» ROWS:
[start]

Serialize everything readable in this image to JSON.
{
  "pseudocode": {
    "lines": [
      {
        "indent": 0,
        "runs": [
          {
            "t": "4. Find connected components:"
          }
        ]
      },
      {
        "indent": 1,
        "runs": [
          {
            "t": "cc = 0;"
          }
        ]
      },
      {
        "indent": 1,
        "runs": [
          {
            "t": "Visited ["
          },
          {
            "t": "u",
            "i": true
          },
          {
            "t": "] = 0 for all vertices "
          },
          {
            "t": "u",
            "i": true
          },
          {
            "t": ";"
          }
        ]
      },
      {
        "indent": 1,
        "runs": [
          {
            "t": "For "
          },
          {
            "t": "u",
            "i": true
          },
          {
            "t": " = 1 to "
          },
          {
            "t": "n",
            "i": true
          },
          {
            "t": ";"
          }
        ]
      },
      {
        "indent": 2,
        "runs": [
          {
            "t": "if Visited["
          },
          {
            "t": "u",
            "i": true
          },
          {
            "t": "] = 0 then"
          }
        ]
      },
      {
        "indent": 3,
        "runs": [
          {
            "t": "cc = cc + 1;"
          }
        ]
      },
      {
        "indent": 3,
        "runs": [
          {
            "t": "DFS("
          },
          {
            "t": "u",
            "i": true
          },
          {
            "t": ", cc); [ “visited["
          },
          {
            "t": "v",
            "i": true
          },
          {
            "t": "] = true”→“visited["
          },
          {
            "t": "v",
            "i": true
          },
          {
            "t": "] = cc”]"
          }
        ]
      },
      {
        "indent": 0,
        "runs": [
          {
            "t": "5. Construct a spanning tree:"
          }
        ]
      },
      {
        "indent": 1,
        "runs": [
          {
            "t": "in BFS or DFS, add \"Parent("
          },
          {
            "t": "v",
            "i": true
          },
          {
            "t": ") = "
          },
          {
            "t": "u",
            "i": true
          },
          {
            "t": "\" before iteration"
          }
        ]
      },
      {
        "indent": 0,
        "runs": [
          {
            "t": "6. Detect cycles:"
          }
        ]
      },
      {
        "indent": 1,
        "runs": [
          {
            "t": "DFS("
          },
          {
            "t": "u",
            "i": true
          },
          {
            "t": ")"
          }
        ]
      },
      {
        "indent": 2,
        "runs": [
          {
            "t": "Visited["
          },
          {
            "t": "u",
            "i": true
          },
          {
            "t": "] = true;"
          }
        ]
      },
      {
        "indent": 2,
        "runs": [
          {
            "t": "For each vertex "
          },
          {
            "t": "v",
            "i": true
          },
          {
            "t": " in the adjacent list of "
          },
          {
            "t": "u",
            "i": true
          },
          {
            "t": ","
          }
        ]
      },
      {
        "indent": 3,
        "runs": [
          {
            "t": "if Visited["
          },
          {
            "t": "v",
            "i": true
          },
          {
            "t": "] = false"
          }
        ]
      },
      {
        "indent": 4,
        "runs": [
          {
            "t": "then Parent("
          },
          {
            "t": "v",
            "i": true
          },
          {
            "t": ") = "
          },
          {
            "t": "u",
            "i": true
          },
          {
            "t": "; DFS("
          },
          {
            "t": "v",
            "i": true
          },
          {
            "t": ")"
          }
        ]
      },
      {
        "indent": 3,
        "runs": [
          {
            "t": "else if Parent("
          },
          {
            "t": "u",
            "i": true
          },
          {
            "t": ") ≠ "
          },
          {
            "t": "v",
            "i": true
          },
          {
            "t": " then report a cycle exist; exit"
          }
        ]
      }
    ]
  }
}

[end]

» EXERCISE AIM:
Whenever "Parent" turns up in a line, pick that line out.

» THE COMPLETED TASK:
            "t": "in BFS or DFS, add \"Parent("
            "t": "then Parent("
            "t": "else if Parent("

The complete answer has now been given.